▸ Work to do: Return all of the entries exactly as written.

▸ Provided material:
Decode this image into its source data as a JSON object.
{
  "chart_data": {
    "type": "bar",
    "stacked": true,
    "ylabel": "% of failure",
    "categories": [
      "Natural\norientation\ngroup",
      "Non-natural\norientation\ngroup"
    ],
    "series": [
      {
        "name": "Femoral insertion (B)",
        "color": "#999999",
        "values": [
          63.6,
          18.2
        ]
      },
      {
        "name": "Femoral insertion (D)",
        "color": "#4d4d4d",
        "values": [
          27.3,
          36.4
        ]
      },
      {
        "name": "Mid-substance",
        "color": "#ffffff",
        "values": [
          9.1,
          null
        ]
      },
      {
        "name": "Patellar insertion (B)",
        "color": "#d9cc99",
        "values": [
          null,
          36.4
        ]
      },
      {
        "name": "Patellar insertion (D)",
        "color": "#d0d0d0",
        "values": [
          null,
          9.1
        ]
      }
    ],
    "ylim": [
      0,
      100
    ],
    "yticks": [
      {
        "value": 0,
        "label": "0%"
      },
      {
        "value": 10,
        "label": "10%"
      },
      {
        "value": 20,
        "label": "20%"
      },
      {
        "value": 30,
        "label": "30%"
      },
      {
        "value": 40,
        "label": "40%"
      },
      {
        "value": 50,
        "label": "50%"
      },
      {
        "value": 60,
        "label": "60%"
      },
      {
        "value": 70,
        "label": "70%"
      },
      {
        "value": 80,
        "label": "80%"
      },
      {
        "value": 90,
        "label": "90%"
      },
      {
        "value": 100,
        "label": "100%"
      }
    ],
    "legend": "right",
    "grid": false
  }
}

▸ Answer below:
Decode this image into its source data as a JSON object.
{
  "chart_data": {
    "type": "bar",
    "stacked": true,
    "ylabel": "% of failure",
    "categories": [
      "Natural\norientation\ngroup",
      "Non-natural\norientation\ngroup"
    ],
    "series": [
      {
        "name": "Femoral insertion (B)",
        "color": "#999999",
        "values": [
          63.6,
          18.2
        ]
      },
      {
        "name": "Femoral insertion (D)",
        "color": "#4d4d4d",
        "values": [
          27.3,
          36.4
        ]
      },
      {
        "name": "Mid-substance",
        "color": "#ffffff",
        "values": [
          9.1,
          null
        ]
      },
      {
        "name": "Patellar insertion (B)",
        "color": "#d9cc99",
        "values": [
          null,
          36.4
        ]
      },
      {
        "name": "Patellar insertion (D)",
        "color": "#d0d0d0",
        "values": [
          null,
          9.1
        ]
      }
    ],
    "ylim": [
      0,
      100
    ],
    "yticks": [
      {
        "value": 0,
        "label": "0%"
      },
      {
        "value": 10,
        "label": "10%"
      },
      {
        "value": 20,
        "label": "20%"
      },
      {
        "value": 30,
        "label": "30%"
      },
      {
        "value": 40,
        "label": "40%"
      },
      {
        "value": 50,
        "label": "50%"
      },
      {
        "value": 60,
        "label": "60%"
      },
      {
        "value": 70,
        "label": "70%"
      },
      {
        "value": 80,
        "label": "80%"
      },
      {
        "value": 90,
        "label": "90%"
      },
      {
        "value": 100,
        "label": "100%"
      }
    ],
    "legend": "right",
    "grid": false
  }
}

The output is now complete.